━━━━━ RECORDS TO PROCESS ━━━━━

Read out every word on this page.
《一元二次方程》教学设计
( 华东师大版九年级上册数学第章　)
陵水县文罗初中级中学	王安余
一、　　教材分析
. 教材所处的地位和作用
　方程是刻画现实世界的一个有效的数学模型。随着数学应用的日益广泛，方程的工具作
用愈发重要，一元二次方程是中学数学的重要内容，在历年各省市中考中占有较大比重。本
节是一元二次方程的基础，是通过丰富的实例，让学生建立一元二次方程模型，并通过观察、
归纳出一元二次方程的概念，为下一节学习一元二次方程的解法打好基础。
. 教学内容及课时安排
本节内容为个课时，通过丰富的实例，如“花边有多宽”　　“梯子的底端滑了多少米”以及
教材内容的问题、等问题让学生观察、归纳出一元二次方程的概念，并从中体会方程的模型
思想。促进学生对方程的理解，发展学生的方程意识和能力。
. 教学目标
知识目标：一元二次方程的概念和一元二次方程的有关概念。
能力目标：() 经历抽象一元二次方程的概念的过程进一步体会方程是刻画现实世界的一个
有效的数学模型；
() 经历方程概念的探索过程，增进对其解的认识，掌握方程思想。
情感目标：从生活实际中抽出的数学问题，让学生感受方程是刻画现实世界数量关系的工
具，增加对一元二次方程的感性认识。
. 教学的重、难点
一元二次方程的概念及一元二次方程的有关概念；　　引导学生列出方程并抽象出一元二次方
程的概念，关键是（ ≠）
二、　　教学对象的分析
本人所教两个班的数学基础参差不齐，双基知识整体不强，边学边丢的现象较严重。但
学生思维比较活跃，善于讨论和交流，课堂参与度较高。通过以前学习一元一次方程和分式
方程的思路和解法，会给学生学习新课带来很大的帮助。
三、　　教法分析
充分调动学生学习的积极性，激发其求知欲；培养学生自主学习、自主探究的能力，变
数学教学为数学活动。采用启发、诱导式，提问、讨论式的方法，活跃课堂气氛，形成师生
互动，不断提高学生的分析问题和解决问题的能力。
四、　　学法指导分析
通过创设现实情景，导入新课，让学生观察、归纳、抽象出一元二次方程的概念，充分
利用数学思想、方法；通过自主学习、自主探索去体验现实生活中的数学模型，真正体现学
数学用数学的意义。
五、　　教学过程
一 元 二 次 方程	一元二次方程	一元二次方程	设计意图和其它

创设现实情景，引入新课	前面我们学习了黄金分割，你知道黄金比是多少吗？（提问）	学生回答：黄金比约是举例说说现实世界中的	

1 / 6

━━━━━

- GIVEN PROBLEM: Your task is to output all of the data above word for word.

- COMPLETE RESPONSE:
Read out every word on this page.
《一元二次方程》教学设计
( 华东师大版九年级上册数学第章　)
陵水县文罗初中级中学	王安余
一、　　教材分析
. 教材所处的地位和作用
　方程是刻画现实世界的一个有效的数学模型。随着数学应用的日益广泛，方程的工具作
用愈发重要，一元二次方程是中学数学的重要内容，在历年各省市中考中占有较大比重。本
节是一元二次方程的基础，是通过丰富的实例，让学生建立一元二次方程模型，并通过观察、
归纳出一元二次方程的概念，为下一节学习一元二次方程的解法打好基础。
. 教学内容及课时安排
本节内容为个课时，通过丰富的实例，如“花边有多宽”　　“梯子的底端滑了多少米”以及
教材内容的问题、等问题让学生观察、归纳出一元二次方程的概念，并从中体会方程的模型
思想。促进学生对方程的理解，发展学生的方程意识和能力。
. 教学目标
知识目标：一元二次方程的概念和一元二次方程的有关概念。
能力目标：() 经历抽象一元二次方程的概念的过程进一步体会方程是刻画现实世界的一个
有效的数学模型；
() 经历方程概念的探索过程，增进对其解的认识，掌握方程思想。
情感目标：从生活实际中抽出的数学问题，让学生感受方程是刻画现实世界数量关系的工
具，增加对一元二次方程的感性认识。
. 教学的重、难点
一元二次方程的概念及一元二次方程的有关概念；　　引导学生列出方程并抽象出一元二次方
程的概念，关键是（ ≠）
二、　　教学对象的分析
本人所教两个班的数学基础参差不齐，双基知识整体不强，边学边丢的现象较严重。但
学生思维比较活跃，善于讨论和交流，课堂参与度较高。通过以前学习一元一次方程和分式
方程的思路和解法，会给学生学习新课带来很大的帮助。
三、　　教法分析
充分调动学生学习的积极性，激发其求知欲；培养学生自主学习、自主探究的能力，变
数学教学为数学活动。采用启发、诱导式，提问、讨论式的方法，活跃课堂气氛，形成师生
互动，不断提高学生的分析问题和解决问题的能力。
四、　　学法指导分析
通过创设现实情景，导入新课，让学生观察、归纳、抽象出一元二次方程的概念，充分
利用数学思想、方法；通过自主学习、自主探索去体验现实生活中的数学模型，真正体现学
数学用数学的意义。
五、　　教学过程
一 元 二 次 方程	一元二次方程	一元二次方程	设计意图和其它

创设现实情景，引入新课	前面我们学习了黄金分割，你知道黄金比是多少吗？（提问）	学生回答：黄金比约是举例说说现实世界中的	

1 / 6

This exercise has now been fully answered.